Task goal: Leaving out all pictures, copy the lines below exactly, from the line with "Give me a plain-text" to the last line, both ends included.

[Entries of transcribed document text]

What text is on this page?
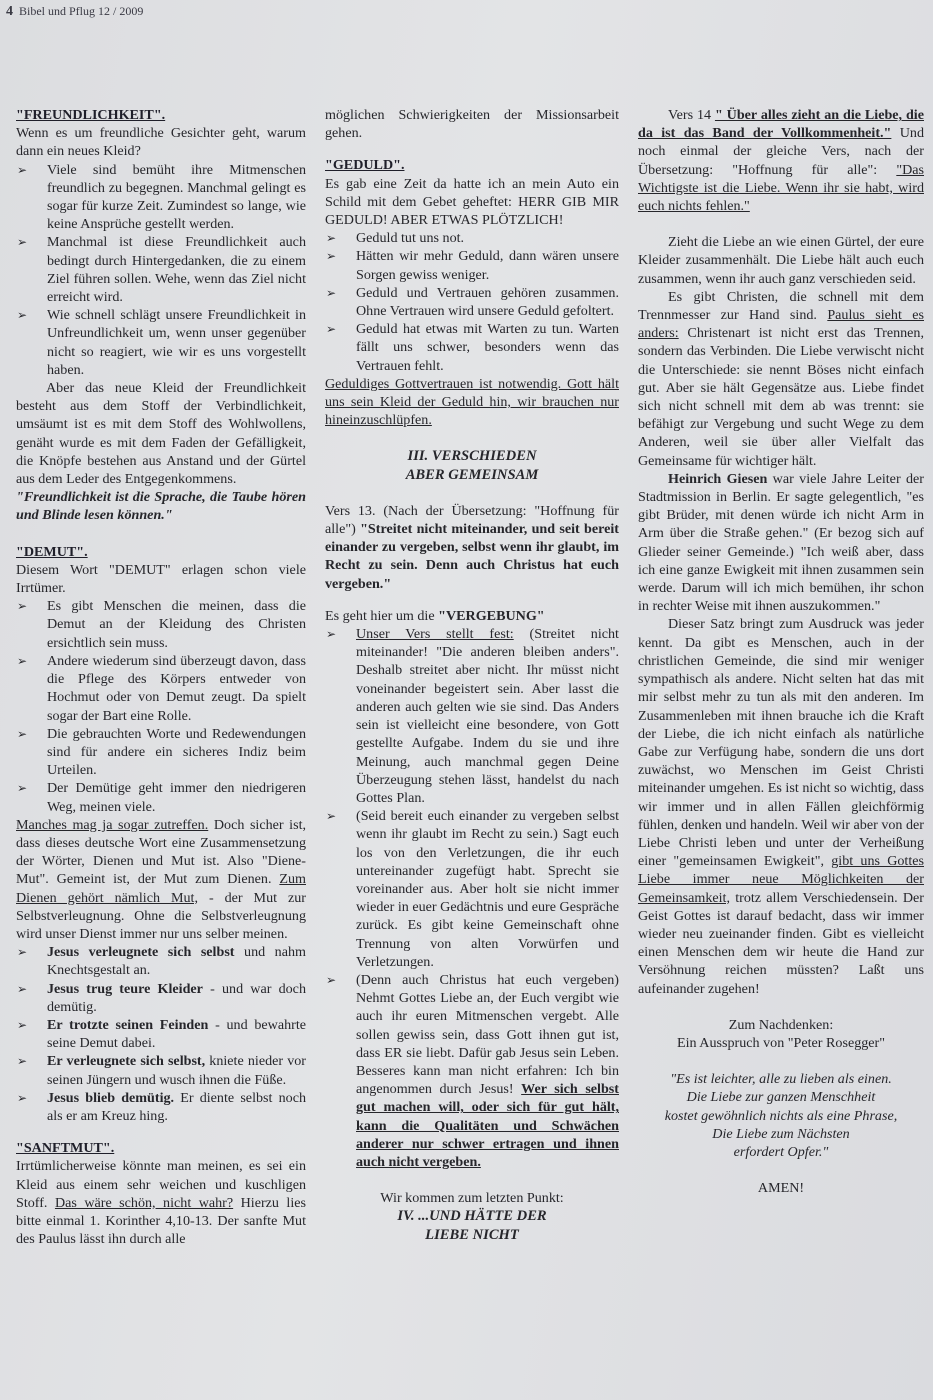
4 Bibel und Pflug 12 / 2009

"FREUNDLICHKEIT".

Wenn es um freundliche Gesichter geht, warum dann ein neues Kleid?

➢ Viele sind bemüht ihre Mitmenschen freundlich zu begegnen. Manchmal gelingt es sogar für kurze Zeit. Zumindest so lange, wie keine Ansprüche gestellt werden.
➢ Manchmal ist diese Freundlichkeit auch bedingt durch Hintergedanken, die zu einem Ziel führen sollen. Wehe, wenn das Ziel nicht erreicht wird.
➢ Wie schnell schlägt unsere Freundlichkeit in Unfreundlichkeit um, wenn unser gegenüber nicht so reagiert, wie wir es uns vorgestellt haben.

Aber das neue Kleid der Freundlichkeit besteht aus dem Stoff der Verbindlichkeit, umsäumt ist es mit dem Stoff des Wohlwollens, genäht wurde es mit dem Faden der Gefälligkeit, die Knöpfe bestehen aus Anstand und der Gürtel aus dem Leder des Entgegenkommens.

"Freundlichkeit ist die Sprache, die Taube hören und Blinde lesen können."

"DEMUT".

Diesem Wort "DEMUT" erlagen schon viele Irrtümer.

➢ Es gibt Menschen die meinen, dass die Demut an der Kleidung des Christen ersichtlich sein muss.
➢ Andere wiederum sind überzeugt davon, dass die Pflege des Körpers entweder von Hochmut oder von Demut zeugt. Da spielt sogar der Bart eine Rolle.
➢ Die gebrauchten Worte und Redewendungen sind für andere ein sicheres Indiz beim Urteilen.
➢ Der Demütige geht immer den niedrigeren Weg, meinen viele.

Manches mag ja sogar zutreffen. Doch sicher ist, dass dieses deutsche Wort eine Zusammensetzung der Wörter, Dienen und Mut ist. Also "Diene-Mut". Gemeint ist, der Mut zum Dienen. Zum Dienen gehört nämlich Mut, - der Mut zur Selbstverleugnung. Ohne die Selbstverleugnung wird unser Dienst immer nur uns selber meinen.

➢ Jesus verleugnete sich selbst und nahm Knechtsgestalt an.
➢ Jesus trug teure Kleider - und war doch demütig.
➢ Er trotzte seinen Feinden - und bewahrte seine Demut dabei.
➢ Er verleugnete sich selbst, kniete nieder vor seinen Jüngern und wusch ihnen die Füße.
➢ Jesus blieb demütig. Er diente selbst noch als er am Kreuz hing.

"SANFTMUT".

Irrtümlicherweise könnte man meinen, es sei ein Kleid aus einem sehr weichen und kuschligen Stoff. Das wäre schön, nicht wahr? Hierzu lies bitte einmal 1. Korinther 4,10-13. Der sanfte Mut des Paulus lässt ihn durch alle

möglichen Schwierigkeiten der Missionsarbeit gehen.

"GEDULD".

Es gab eine Zeit da hatte ich an mein Auto ein Schild mit dem Gebet geheftet: HERR GIB MIR GEDULD! ABER ETWAS PLÖTZLICH!

➢ Geduld tut uns not.
➢ Hätten wir mehr Geduld, dann wären unsere Sorgen gewiss weniger.
➢ Geduld und Vertrauen gehören zusammen. Ohne Vertrauen wird unsere Geduld gefoltert.
➢ Geduld hat etwas mit Warten zu tun. Warten fällt uns schwer, besonders wenn das Vertrauen fehlt.

Geduldiges Gottvertrauen ist notwendig. Gott hält uns sein Kleid der Geduld hin, wir brauchen nur hineinzuschlüpfen.

III. VERSCHIEDEN

ABER GEMEINSAM

Vers 13. (Nach der Übersetzung: "Hoffnung für alle") "Streitet nicht miteinander, und seit bereit einander zu vergeben, selbst wenn ihr glaubt, im Recht zu sein. Denn auch Christus hat euch vergeben."

Es geht hier um die "VERGEBUNG"

➢ Unser Vers stellt fest: (Streitet nicht miteinander! "Die anderen bleiben anders". Deshalb streitet aber nicht. Ihr müsst nicht voneinander begeistert sein. Aber lasst die anderen auch gelten wie sie sind. Das Anders sein ist vielleicht eine besondere, von Gott gestellte Aufgabe. Indem du sie und ihre Meinung, auch manchmal gegen Deine Überzeugung stehen lässt, handelst du nach Gottes Plan.
➢ (Seid bereit euch einander zu vergeben selbst wenn ihr glaubt im Recht zu sein.) Sagt euch los von den Verletzungen, die ihr euch untereinander zugefügt habt. Sprecht sie voreinander aus. Aber holt sie nicht immer wieder in euer Gedächtnis und eure Gespräche zurück. Es gibt keine Gemeinschaft ohne Trennung von alten Vorwürfen und Verletzungen.
➢ (Denn auch Christus hat euch vergeben) Nehmt Gottes Liebe an, der Euch vergibt wie auch ihr euren Mitmenschen vergebt. Alle sollen gewiss sein, dass Gott ihnen gut ist, dass ER sie liebt. Dafür gab Jesus sein Leben. Besseres kann man nicht erfahren: Ich bin angenommen durch Jesus! Wer sich selbst gut machen will, oder sich für gut hält, kann die Qualitäten und Schwächen anderer nur schwer ertragen und ihnen auch nicht vergeben.

Wir kommen zum letzten Punkt:

IV. ...UND HÄTTE DER

LIEBE NICHT

Vers 14 " Über alles zieht an die Liebe, die da ist das Band der Vollkommenheit." Und noch einmal der gleiche Vers, nach der Übersetzung: "Hoffnung für alle": "Das Wichtigste ist die Liebe. Wenn ihr sie habt, wird euch nichts fehlen."

Zieht die Liebe an wie einen Gürtel, der eure Kleider zusammenhält. Die Liebe hält auch euch zusammen, wenn ihr auch ganz verschieden seid.

Es gibt Christen, die schnell mit dem Trennmesser zur Hand sind. Paulus sieht es anders: Christenart ist nicht erst das Trennen, sondern das Verbinden. Die Liebe verwischt nicht die Unterschiede: sie nennt Böses nicht einfach gut. Aber sie hält Gegensätze aus. Liebe findet sich nicht schnell mit dem ab was trennt: sie befähigt zur Vergebung und sucht Wege zu dem Anderen, weil sie über aller Vielfalt das Gemeinsame für wichtiger hält.

Heinrich Giesen war viele Jahre Leiter der Stadtmission in Berlin. Er sagte gelegentlich, "es gibt Brüder, mit denen würde ich nicht Arm in Arm über die Straße gehen." (Er bezog sich auf Glieder seiner Gemeinde.) "Ich weiß aber, dass ich eine ganze Ewigkeit mit ihnen zusammen sein werde. Darum will ich mich bemühen, ihr schon in rechter Weise mit ihnen auszukommen."

Dieser Satz bringt zum Ausdruck was jeder kennt. Da gibt es Menschen, auch in der christlichen Gemeinde, die sind mir weniger sympathisch als andere. Nicht selten hat das mit mir selbst mehr zu tun als mit den anderen. Im Zusammenleben mit ihnen brauche ich die Kraft der Liebe, die ich nicht einfach als natürliche Gabe zur Verfügung habe, sondern die uns dort zuwächst, wo Menschen im Geist Christi miteinander umgehen. Es ist nicht so wichtig, dass wir immer und in allen Fällen gleichförmig fühlen, denken und handeln. Weil wir aber von der Liebe Christi leben und unter der Verheißung einer "gemeinsamen Ewigkeit", gibt uns Gottes Liebe immer neue Möglichkeiten der Gemeinsamkeit, trotz allem Verschiedensein. Der Geist Gottes ist darauf bedacht, dass wir immer wieder neu zueinander finden. Gibt es vielleicht einen Menschen dem wir heute die Hand zur Versöhnung reichen müssten? Laßt uns aufeinander zugehen!

Zum Nachdenken:

Ein Ausspruch von "Peter Rosegger"

"Es ist leichter, alle zu lieben als einen.

Die Liebe zur ganzen Menschheit

kostet gewöhnlich nichts als eine Phrase,

Die Liebe zum Nächsten

erfordert Opfer."

AMEN!
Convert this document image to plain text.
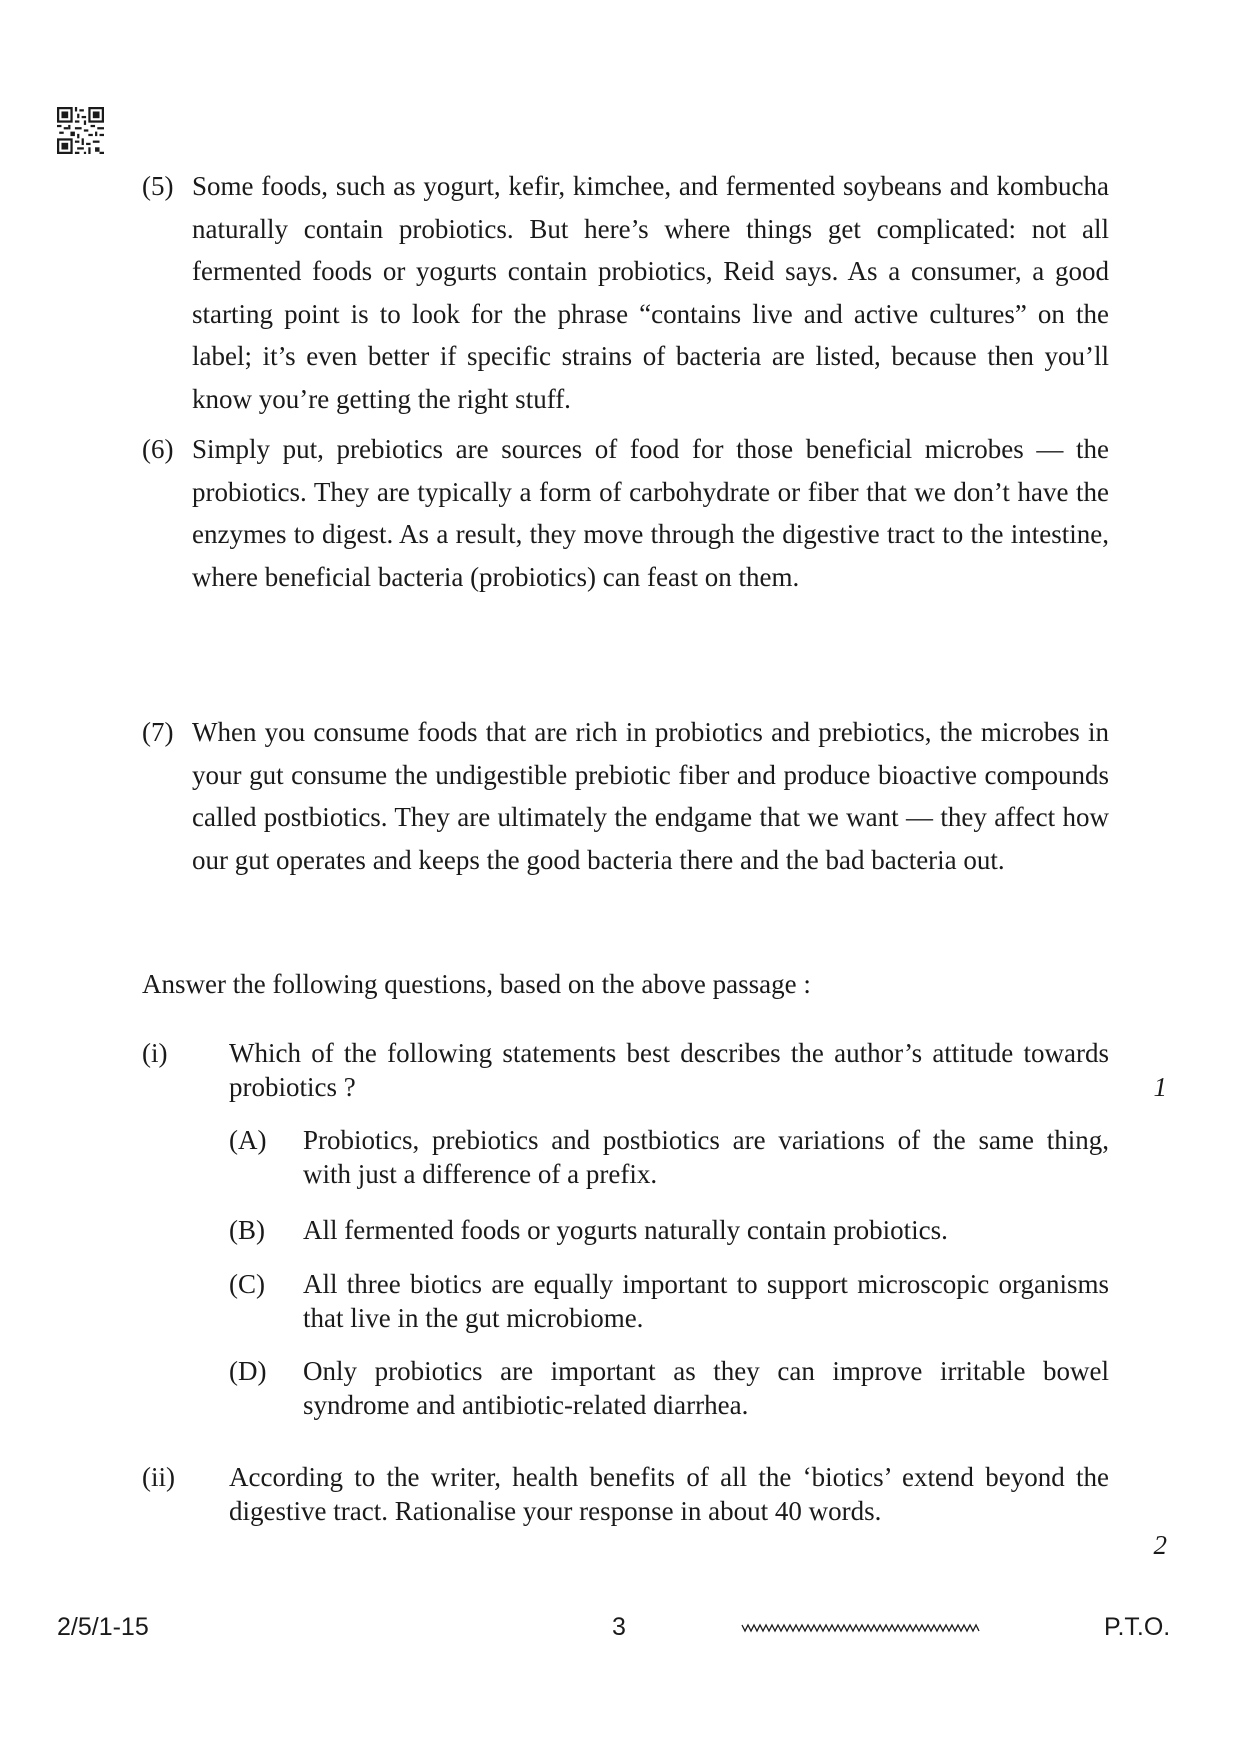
(5) Some foods, such as yogurt, kefir, kimchee, and fermented soybeans and kombucha naturally contain probiotics. But here’s where things get complicated: not all fermented foods or yogurts contain probiotics, Reid says. As a consumer, a good starting point is to look for the phrase “contains live and active cultures” on the label; it’s even better if specific strains of bacteria are listed, because then you’ll know you’re getting the right stuff.
(6) Simply put, prebiotics are sources of food for those beneficial microbes — the probiotics. They are typically a form of carbohydrate or fiber that we don’t have the enzymes to digest. As a result, they move through the digestive tract to the intestine, where beneficial bacteria (probiotics) can feast on them.
(7) When you consume foods that are rich in probiotics and prebiotics, the microbes in your gut consume the undigestible prebiotic fiber and produce bioactive compounds called postbiotics. They are ultimately the endgame that we want — they affect how our gut operates and keeps the good bacteria there and the bad bacteria out.
Answer the following questions, based on the above passage :
(i) Which of the following statements best describes the author’s attitude towards probiotics ?	1
(A) Probiotics, prebiotics and postbiotics are variations of the same thing, with just a difference of a prefix.
(B) All fermented foods or yogurts naturally contain probiotics.
(C) All three biotics are equally important to support microscopic organisms that live in the gut microbiome.
(D) Only probiotics are important as they can improve irritable bowel syndrome and antibiotic-related diarrhea.
(ii) According to the writer, health benefits of all the ‘biotics’ extend beyond the digestive tract. Rationalise your response in about 40 words.
2
2/5/1-15	3	P.T.O.
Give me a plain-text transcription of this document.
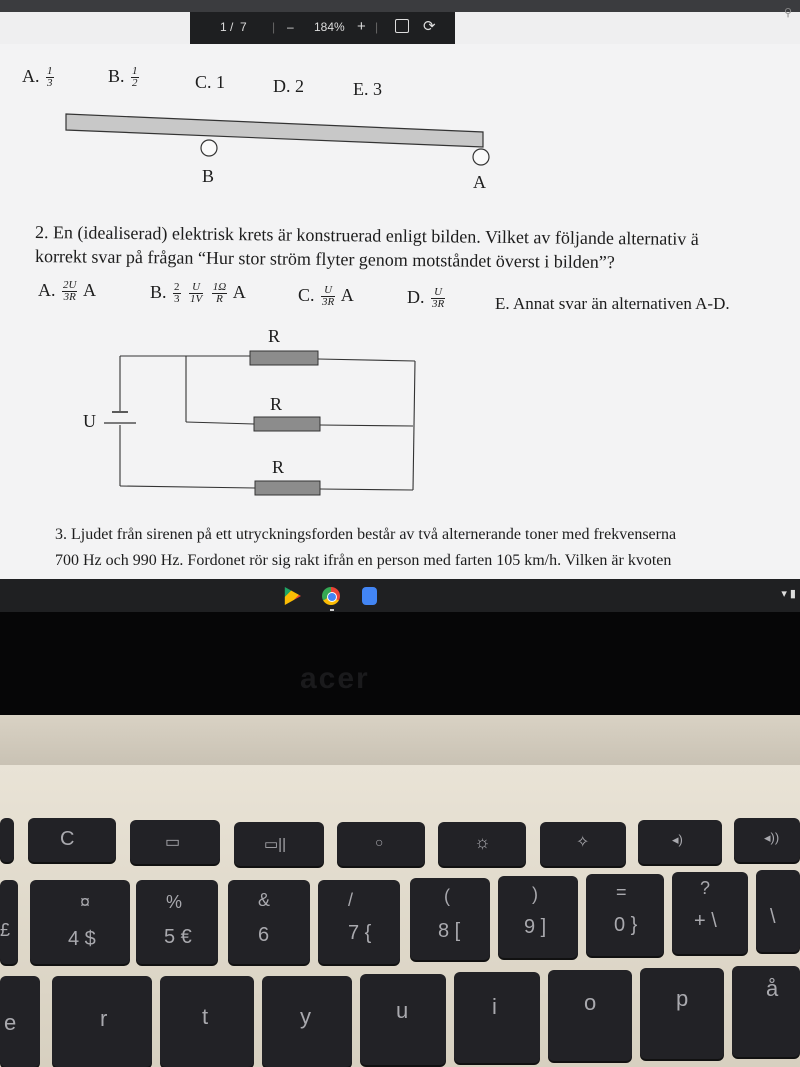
⚲
1 / 7 | – 184% + |	⟳
A. $\frac{1}{3}$	B. $\frac{1}{2}$	C. 1	D. 2	E. 3
B	A
2. En (idealiserad) elektrisk krets är konstruerad enligt bilden. Vilket av följande alternativ ä
korrekt svar på frågan “Hur stor ström flyter genom motståndet överst i bilden”?
A. $\frac{2U}{3R}$ A	B. $\frac{2}{3}$
$\frac{U}{1V}$
$\frac{1\Omega}{R}$ A	C. $\frac{U}{3R}$ A	D. $\frac{U}{3R}$	E. Annat svar än alternativen A-D.
R
R
R
U
3. Ljudet från sirenen på ett utryckningsforden består av två alternerande toner med frekvenserna
700 Hz och 990 Hz. Fordonet rör sig rakt ifrån en person med farten 105 km/h. Vilken är kvoten
▾ ▮
acer
C	▭	▭||	○	☼	✧	◂)	◂))
£
¤
4 $
%
5 €
&
6
/
7 {
(
8 [
)
9 ]
=
0 }
?
+ \	\
e	r	t	y	u	i	o	p	å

Solution:
Give me a plain-text transcription of this document.
⚲
1 / 7 | – 184% + |	⟳
A. $\frac{1}{3}$	B. $\frac{1}{2}$	C. 1	D. 2	E. 3
B	A
2. En (idealiserad) elektrisk krets är konstruerad enligt bilden. Vilket av följande alternativ ä
korrekt svar på frågan “Hur stor ström flyter genom motståndet överst i bilden”?
A. $\frac{2U}{3R}$ A	B. $\frac{2}{3}$
$\frac{U}{1V}$
$\frac{1\Omega}{R}$ A	C. $\frac{U}{3R}$ A	D. $\frac{U}{3R}$	E. Annat svar än alternativen A-D.
R
R
R
U
3. Ljudet från sirenen på ett utryckningsforden består av två alternerande toner med frekvenserna
700 Hz och 990 Hz. Fordonet rör sig rakt ifrån en person med farten 105 km/h. Vilken är kvoten
▾ ▮
acer
C	▭	▭||	○	☼	✧	◂)	◂))
£
¤
4 $
%
5 €
&
6
/
7 {
(
8 [
)
9 ]
=
0 }
?
+ \	\
e	r	t	y	u	i	o	p	å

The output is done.